- _WORK TO COMPLETE_:
Restate the data word for word and leave the images out.

- _MATERIALS PROVIDED_:

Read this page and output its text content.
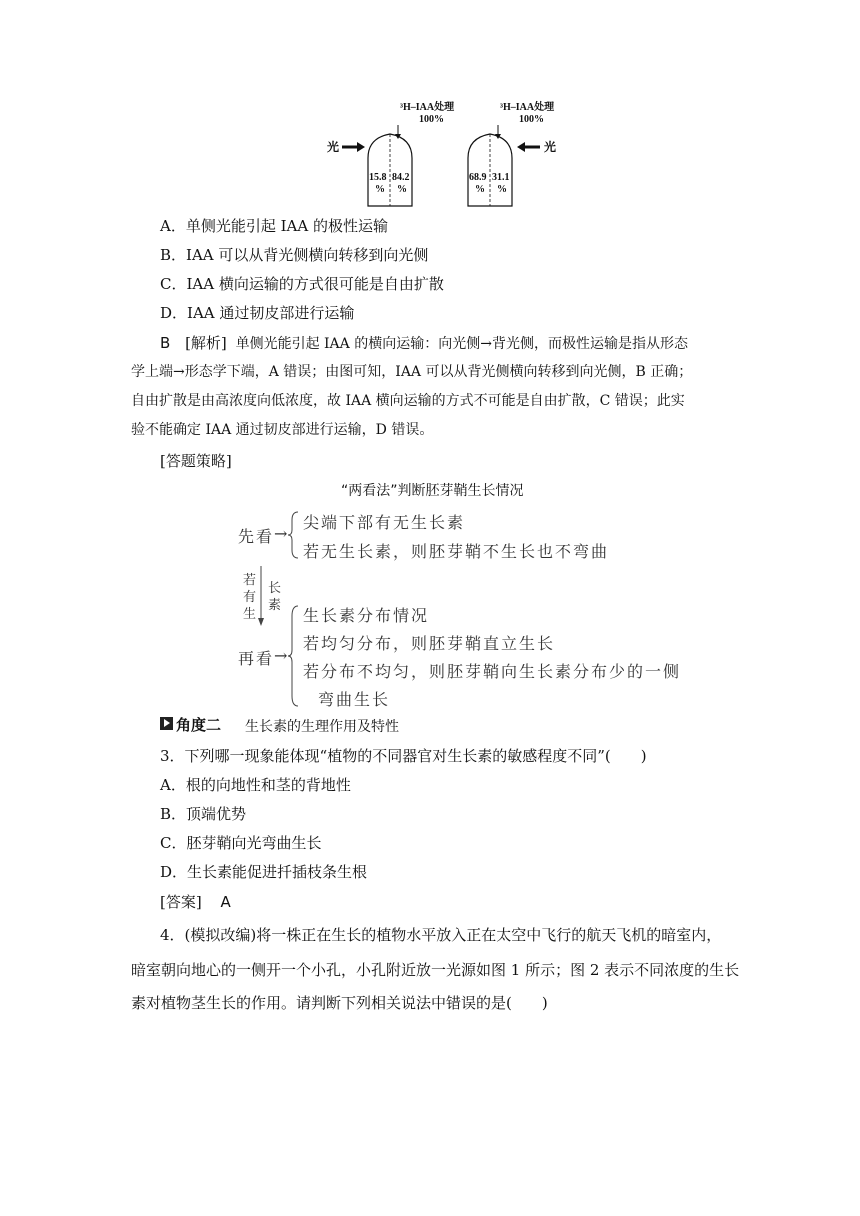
³H–IAA处理
100%
光
15.8 84.2
% %
³H–IAA处理
100%
光
68.9 31.1
% %
A．单侧光能引起 IAA 的极性运输
B．IAA 可以从背光侧横向转移到向光侧
C．IAA 横向运输的方式很可能是自由扩散
D．IAA 通过韧皮部进行运输
B [解析] 单侧光能引起 IAA 的横向运输：向光侧→背光侧，而极性运输是指从形态
学上端→形态学下端，A 错误；由图可知，IAA 可以从背光侧横向转移到向光侧，B 正确；
自由扩散是由高浓度向低浓度，故 IAA 横向运输的方式不可能是自由扩散，C 错误；此实
验不能确定 IAA 通过韧皮部进行运输，D 错误。
[答题策略]
“两看法”判断胚芽鞘生长情况
先看 →
尖端下部有无生长素
若无生长素，则胚芽鞘不生长也不弯曲
若有生
长素
再看 →
生长素分布情况
若均匀分布，则胚芽鞘直立生长
若分布不均匀，则胚芽鞘向生长素分布少的一侧
弯曲生长
角度二 生长素的生理作用及特性
3．下列哪一现象能体现“植物的不同器官对生长素的敏感程度不同”(　　)
A．根的向地性和茎的背地性
B．顶端优势
C．胚芽鞘向光弯曲生长
D．生长素能促进扦插枝条生根
[答案] A
4．(模拟改编)将一株正在生长的植物水平放入正在太空中飞行的航天飞机的暗室内，
暗室朝向地心的一侧开一个小孔，小孔附近放一光源如图 1 所示；图 2 表示不同浓度的生长
素对植物茎生长的作用。请判断下列相关说法中错误的是(　　)
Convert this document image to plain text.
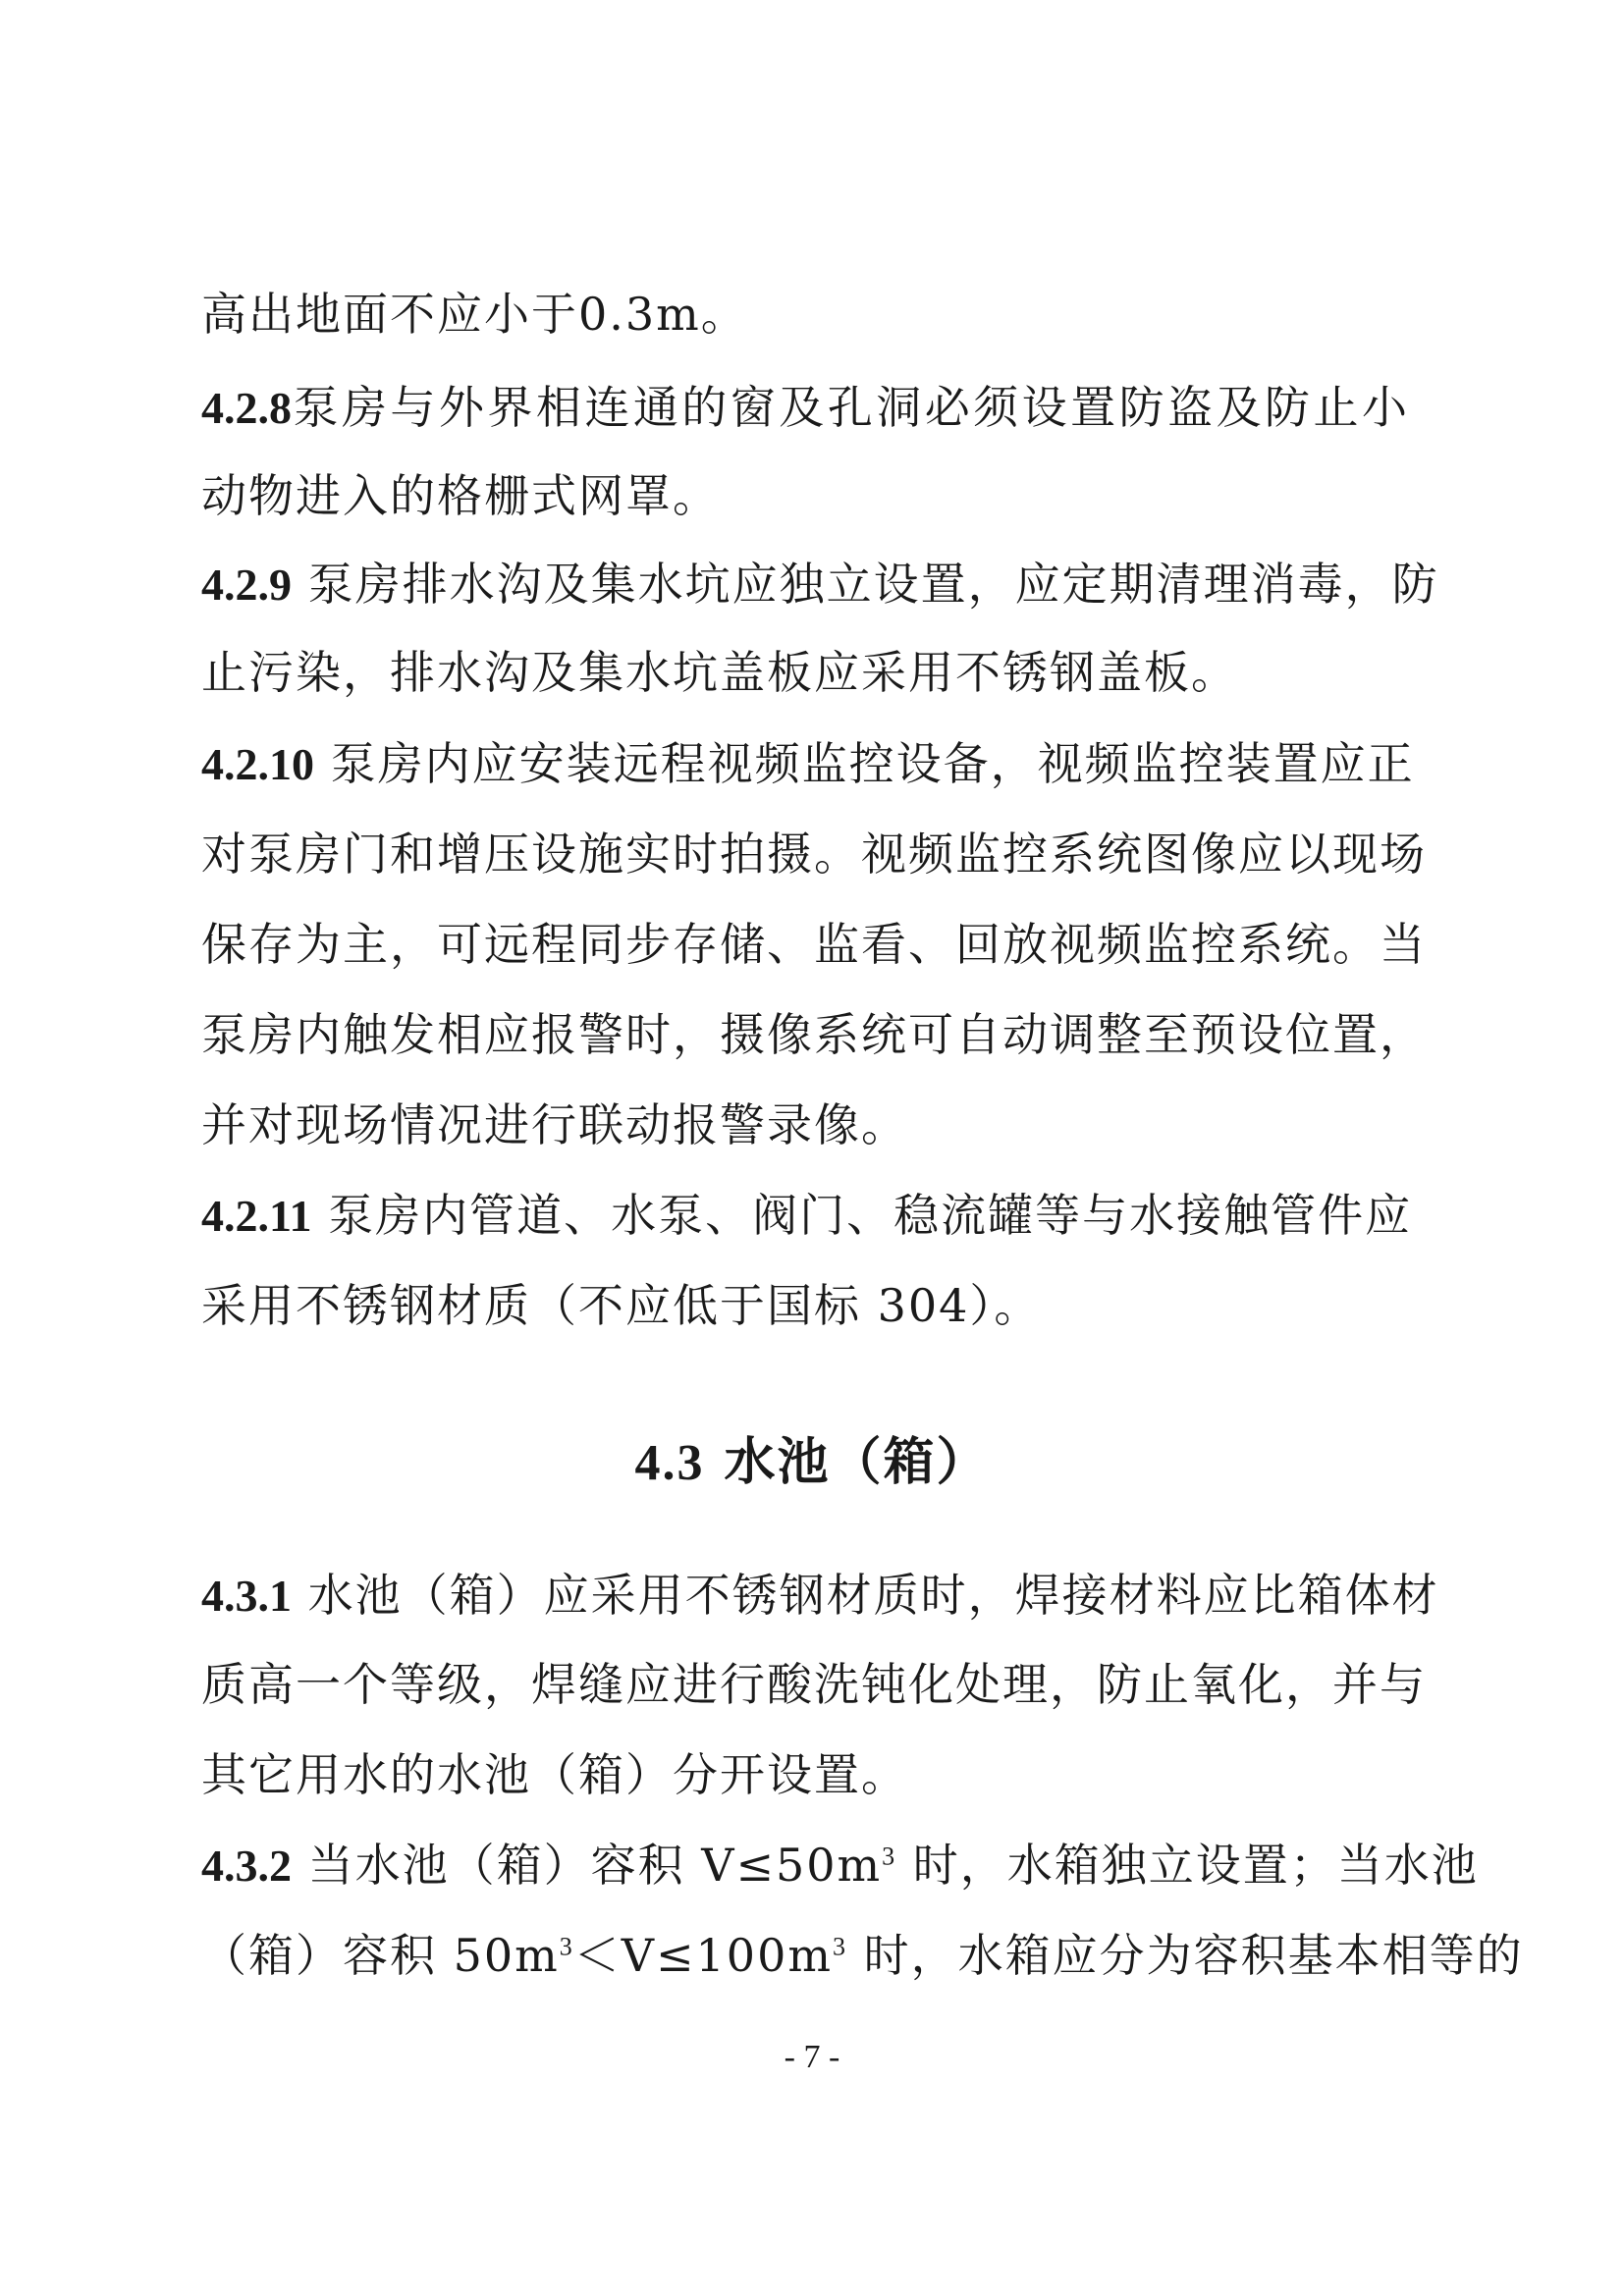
高出地面不应小于0.3m。
4.2.8泵房与外界相连通的窗及孔洞必须设置防盗及防止小
动物进入的格栅式网罩。
4.2.9 泵房排水沟及集水坑应独立设置，应定期清理消毒，防
止污染，排水沟及集水坑盖板应采用不锈钢盖板。
4.2.10 泵房内应安装远程视频监控设备，视频监控装置应正
对泵房门和增压设施实时拍摄。视频监控系统图像应以现场
保存为主，可远程同步存储、监看、回放视频监控系统。当
泵房内触发相应报警时，摄像系统可自动调整至预设位置，
并对现场情况进行联动报警录像。
4.2.11 泵房内管道、水泵、阀门、稳流罐等与水接触管件应
采用不锈钢材质（不应低于国标 304）。
4.3 水池（箱）
4.3.1 水池（箱）应采用不锈钢材质时，焊接材料应比箱体材
质高一个等级，焊缝应进行酸洗钝化处理，防止氧化，并与
其它用水的水池（箱）分开设置。
4.3.2 当水池（箱）容积 $V\le 50m^3$ 时，水箱独立设置；当水池
（箱）容积 $50m^3<V\le 100m^3$ 时，水箱应分为容积基本相等的
- 7 -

- _SOLUTION TO THIS TASK_:
Read this page and output its text content.
³H–IAA处理
100%
光
15.8 84.2
% %
³H–IAA处理
100%
光
68.9 31.1
% %
A．单侧光能引起 IAA 的极性运输
B．IAA 可以从背光侧横向转移到向光侧
C．IAA 横向运输的方式很可能是自由扩散
D．IAA 通过韧皮部进行运输
B [解析] 单侧光能引起 IAA 的横向运输：向光侧→背光侧，而极性运输是指从形态
学上端→形态学下端，A 错误；由图可知，IAA 可以从背光侧横向转移到向光侧，B 正确；
自由扩散是由高浓度向低浓度，故 IAA 横向运输的方式不可能是自由扩散，C 错误；此实
验不能确定 IAA 通过韧皮部进行运输，D 错误。
[答题策略]
“两看法”判断胚芽鞘生长情况
先看 →
尖端下部有无生长素
若无生长素，则胚芽鞘不生长也不弯曲
若有生
长素
再看 →
生长素分布情况
若均匀分布，则胚芽鞘直立生长
若分布不均匀，则胚芽鞘向生长素分布少的一侧
弯曲生长
角度二 生长素的生理作用及特性
3．下列哪一现象能体现“植物的不同器官对生长素的敏感程度不同”(　　)
A．根的向地性和茎的背地性
B．顶端优势
C．胚芽鞘向光弯曲生长
D．生长素能促进扦插枝条生根
[答案] A
4．(模拟改编)将一株正在生长的植物水平放入正在太空中飞行的航天飞机的暗室内，
暗室朝向地心的一侧开一个小孔，小孔附近放一光源如图 1 所示；图 2 表示不同浓度的生长
素对植物茎生长的作用。请判断下列相关说法中错误的是(　　)
Convert this document image to plain text.
高出地面不应小于0.3m。
4.2.8泵房与外界相连通的窗及孔洞必须设置防盗及防止小
动物进入的格栅式网罩。
4.2.9 泵房排水沟及集水坑应独立设置，应定期清理消毒，防
止污染，排水沟及集水坑盖板应采用不锈钢盖板。
4.2.10 泵房内应安装远程视频监控设备，视频监控装置应正
对泵房门和增压设施实时拍摄。视频监控系统图像应以现场
保存为主，可远程同步存储、监看、回放视频监控系统。当
泵房内触发相应报警时，摄像系统可自动调整至预设位置，
并对现场情况进行联动报警录像。
4.2.11 泵房内管道、水泵、阀门、稳流罐等与水接触管件应
采用不锈钢材质（不应低于国标 304）。
4.3 水池（箱）
4.3.1 水池（箱）应采用不锈钢材质时，焊接材料应比箱体材
质高一个等级，焊缝应进行酸洗钝化处理，防止氧化，并与
其它用水的水池（箱）分开设置。
4.3.2 当水池（箱）容积 $V\le 50m^3$ 时，水箱独立设置；当水池
（箱）容积 $50m^3<V\le 100m^3$ 时，水箱应分为容积基本相等的
- 7 -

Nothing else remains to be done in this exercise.